§ **Given instruction**: Please count the lines in the records below that contain the string "Reduced". Reply with that number alone.

§ **The records**:
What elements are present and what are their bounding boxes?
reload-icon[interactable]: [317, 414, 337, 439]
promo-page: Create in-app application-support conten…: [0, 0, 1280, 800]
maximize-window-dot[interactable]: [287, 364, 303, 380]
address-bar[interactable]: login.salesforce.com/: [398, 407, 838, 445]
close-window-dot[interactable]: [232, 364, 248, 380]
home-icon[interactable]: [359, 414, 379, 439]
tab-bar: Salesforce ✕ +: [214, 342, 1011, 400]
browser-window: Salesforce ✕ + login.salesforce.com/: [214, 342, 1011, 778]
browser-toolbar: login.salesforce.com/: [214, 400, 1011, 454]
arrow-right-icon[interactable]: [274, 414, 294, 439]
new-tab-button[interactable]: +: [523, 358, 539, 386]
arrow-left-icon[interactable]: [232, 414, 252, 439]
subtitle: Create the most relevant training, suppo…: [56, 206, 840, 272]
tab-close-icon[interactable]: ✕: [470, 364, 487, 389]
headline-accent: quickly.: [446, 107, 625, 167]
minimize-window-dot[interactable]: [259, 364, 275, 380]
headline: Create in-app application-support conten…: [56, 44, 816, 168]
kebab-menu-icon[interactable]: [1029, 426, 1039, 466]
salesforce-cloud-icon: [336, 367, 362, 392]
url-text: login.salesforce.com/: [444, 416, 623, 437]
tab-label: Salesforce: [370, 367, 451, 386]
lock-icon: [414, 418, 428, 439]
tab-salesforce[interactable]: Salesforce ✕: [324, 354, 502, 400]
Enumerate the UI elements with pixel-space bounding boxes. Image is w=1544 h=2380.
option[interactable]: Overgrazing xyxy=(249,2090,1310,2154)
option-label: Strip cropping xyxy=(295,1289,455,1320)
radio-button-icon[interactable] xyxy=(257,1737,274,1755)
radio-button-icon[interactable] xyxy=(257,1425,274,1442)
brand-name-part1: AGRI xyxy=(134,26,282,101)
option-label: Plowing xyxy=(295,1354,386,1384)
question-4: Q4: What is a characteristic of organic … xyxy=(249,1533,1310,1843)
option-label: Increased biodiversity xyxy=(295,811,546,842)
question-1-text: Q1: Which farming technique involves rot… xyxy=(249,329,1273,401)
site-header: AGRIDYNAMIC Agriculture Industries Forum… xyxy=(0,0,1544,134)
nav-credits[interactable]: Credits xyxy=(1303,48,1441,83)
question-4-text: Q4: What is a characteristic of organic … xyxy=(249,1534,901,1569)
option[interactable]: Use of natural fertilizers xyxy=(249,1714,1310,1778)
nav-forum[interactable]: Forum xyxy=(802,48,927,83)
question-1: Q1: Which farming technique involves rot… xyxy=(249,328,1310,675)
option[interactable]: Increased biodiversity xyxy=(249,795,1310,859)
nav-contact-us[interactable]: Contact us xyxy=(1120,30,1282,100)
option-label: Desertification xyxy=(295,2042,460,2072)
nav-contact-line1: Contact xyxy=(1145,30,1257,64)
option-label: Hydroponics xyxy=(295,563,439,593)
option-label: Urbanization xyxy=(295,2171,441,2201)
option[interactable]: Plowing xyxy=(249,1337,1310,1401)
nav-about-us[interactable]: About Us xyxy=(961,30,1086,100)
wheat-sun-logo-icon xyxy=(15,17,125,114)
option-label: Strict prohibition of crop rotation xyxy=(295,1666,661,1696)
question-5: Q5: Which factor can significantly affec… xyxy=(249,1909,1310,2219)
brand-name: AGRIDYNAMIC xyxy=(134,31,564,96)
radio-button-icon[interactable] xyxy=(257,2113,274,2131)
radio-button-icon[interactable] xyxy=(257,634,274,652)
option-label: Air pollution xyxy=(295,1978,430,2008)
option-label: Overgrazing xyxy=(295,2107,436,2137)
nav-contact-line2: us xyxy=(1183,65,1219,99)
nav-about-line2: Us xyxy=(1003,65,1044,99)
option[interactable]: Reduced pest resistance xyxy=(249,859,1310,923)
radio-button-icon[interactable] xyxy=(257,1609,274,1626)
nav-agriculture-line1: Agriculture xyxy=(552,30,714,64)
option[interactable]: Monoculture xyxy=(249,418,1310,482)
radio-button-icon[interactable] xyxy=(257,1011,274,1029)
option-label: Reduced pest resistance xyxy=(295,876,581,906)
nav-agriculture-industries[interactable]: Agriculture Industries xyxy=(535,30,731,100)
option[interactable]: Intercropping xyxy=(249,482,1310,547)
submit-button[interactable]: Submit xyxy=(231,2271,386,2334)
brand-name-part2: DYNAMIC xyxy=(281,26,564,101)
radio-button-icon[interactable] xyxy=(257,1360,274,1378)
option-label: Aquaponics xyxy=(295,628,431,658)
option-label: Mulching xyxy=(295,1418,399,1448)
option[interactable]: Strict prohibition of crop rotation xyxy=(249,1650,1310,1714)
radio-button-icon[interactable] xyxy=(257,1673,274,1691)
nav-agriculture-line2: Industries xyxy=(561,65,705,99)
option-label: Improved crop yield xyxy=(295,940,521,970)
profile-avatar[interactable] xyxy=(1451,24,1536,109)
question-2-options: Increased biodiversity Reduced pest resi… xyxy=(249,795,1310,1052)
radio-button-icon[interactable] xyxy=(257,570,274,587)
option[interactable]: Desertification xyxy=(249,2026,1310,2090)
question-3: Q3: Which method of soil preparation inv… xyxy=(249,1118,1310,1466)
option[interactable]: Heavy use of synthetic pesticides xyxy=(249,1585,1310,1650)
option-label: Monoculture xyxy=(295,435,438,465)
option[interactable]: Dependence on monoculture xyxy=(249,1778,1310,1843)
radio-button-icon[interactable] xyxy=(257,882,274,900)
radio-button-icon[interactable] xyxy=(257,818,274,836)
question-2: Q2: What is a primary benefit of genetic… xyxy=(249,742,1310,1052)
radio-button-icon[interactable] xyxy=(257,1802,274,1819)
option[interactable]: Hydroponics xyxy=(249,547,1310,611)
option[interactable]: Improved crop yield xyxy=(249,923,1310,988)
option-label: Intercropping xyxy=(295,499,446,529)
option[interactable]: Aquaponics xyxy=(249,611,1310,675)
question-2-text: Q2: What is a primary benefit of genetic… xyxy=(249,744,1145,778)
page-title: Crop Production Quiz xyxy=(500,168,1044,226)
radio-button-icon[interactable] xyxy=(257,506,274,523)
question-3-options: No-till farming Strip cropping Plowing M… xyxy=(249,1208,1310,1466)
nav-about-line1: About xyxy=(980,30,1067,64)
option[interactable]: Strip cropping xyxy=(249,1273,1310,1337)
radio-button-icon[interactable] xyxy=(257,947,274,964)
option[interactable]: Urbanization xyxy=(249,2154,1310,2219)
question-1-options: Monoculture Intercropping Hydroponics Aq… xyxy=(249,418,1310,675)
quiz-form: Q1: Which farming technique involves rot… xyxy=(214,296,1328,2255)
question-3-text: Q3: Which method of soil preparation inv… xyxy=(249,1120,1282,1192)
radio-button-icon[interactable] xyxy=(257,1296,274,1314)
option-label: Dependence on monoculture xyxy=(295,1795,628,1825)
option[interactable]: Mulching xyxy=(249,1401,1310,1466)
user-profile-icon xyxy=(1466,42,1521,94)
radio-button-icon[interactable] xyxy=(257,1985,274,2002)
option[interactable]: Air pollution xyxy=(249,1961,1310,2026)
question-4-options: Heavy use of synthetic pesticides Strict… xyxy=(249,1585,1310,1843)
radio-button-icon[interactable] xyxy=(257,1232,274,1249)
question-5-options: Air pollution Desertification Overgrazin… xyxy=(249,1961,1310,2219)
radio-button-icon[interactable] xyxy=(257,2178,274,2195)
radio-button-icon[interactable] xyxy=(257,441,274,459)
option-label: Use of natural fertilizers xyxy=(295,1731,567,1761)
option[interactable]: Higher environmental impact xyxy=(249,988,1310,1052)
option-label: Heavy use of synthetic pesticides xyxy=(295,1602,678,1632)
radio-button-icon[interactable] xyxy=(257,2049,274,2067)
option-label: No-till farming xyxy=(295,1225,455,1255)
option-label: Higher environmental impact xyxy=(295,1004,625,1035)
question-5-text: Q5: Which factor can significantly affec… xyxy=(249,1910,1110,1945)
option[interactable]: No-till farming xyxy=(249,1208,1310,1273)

§ **The output**: 3